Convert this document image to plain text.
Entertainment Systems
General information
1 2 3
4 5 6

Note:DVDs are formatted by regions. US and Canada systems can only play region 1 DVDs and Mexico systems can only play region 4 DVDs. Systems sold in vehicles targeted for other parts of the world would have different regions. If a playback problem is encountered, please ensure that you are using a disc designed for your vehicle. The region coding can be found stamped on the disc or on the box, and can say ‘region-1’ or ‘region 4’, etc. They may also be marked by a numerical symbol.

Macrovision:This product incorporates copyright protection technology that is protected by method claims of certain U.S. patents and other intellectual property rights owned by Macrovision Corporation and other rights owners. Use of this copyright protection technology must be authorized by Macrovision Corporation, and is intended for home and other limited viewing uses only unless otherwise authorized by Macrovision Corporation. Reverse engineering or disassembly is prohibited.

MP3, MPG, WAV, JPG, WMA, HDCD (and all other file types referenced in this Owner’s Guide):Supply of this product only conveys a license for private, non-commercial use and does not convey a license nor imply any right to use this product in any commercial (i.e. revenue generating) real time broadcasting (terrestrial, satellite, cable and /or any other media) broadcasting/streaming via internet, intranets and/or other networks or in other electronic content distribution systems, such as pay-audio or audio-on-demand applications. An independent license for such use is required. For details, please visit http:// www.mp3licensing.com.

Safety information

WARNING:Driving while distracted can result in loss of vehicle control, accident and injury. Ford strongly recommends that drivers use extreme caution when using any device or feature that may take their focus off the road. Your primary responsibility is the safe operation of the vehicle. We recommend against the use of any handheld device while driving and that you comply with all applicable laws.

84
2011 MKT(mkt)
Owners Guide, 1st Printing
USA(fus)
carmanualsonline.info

+++++

Of the lines in this listing, how many contain "information"? Reply with the number and nothing more.

2